» **Stated goal**
In the entries below, find the lines with the word "Makuuhuone" and copy them.

┌──

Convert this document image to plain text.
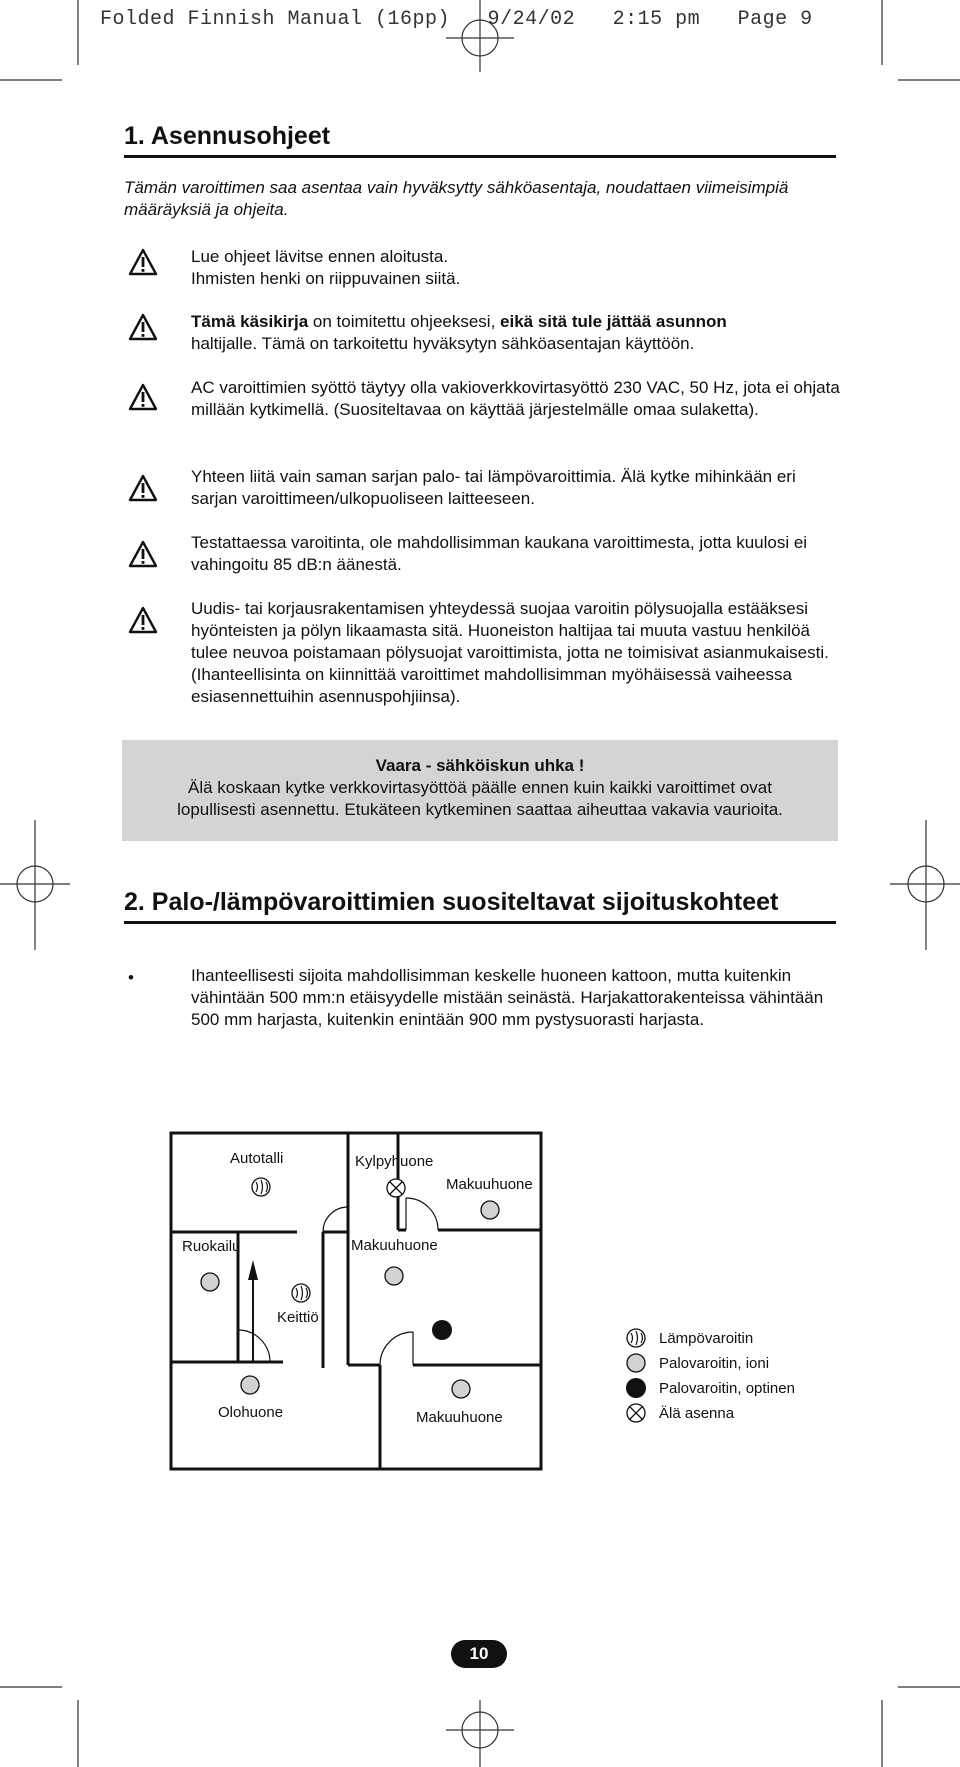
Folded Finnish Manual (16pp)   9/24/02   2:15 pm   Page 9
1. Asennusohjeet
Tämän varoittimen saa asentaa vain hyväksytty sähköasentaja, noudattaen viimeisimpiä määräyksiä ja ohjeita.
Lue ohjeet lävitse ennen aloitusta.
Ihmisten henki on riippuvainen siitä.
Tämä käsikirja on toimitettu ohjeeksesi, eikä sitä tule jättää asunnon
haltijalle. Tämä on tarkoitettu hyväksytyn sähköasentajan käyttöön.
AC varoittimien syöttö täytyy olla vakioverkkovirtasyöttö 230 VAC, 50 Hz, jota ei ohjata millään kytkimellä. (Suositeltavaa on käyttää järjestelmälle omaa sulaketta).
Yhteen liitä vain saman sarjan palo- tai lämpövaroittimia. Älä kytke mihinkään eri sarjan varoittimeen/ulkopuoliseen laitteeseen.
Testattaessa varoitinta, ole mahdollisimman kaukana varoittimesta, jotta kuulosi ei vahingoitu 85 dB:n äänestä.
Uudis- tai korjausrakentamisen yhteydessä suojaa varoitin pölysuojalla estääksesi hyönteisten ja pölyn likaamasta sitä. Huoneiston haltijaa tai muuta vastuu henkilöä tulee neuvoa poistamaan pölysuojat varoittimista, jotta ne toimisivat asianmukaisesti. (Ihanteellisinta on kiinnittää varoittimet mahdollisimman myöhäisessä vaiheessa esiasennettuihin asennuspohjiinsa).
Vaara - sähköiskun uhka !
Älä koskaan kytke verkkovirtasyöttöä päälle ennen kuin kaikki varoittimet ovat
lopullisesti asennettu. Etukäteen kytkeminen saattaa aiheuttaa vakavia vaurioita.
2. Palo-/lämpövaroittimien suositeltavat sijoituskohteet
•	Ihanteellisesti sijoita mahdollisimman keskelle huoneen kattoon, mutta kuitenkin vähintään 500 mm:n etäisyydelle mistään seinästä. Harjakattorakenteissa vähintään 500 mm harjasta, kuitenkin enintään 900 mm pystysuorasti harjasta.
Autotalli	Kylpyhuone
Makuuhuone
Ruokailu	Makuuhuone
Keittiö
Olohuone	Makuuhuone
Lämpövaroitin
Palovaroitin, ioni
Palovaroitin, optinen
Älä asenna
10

└──

» **Full response**
Makuuhuone
Ruokailu	Makuuhuone
Olohuone	Makuuhuone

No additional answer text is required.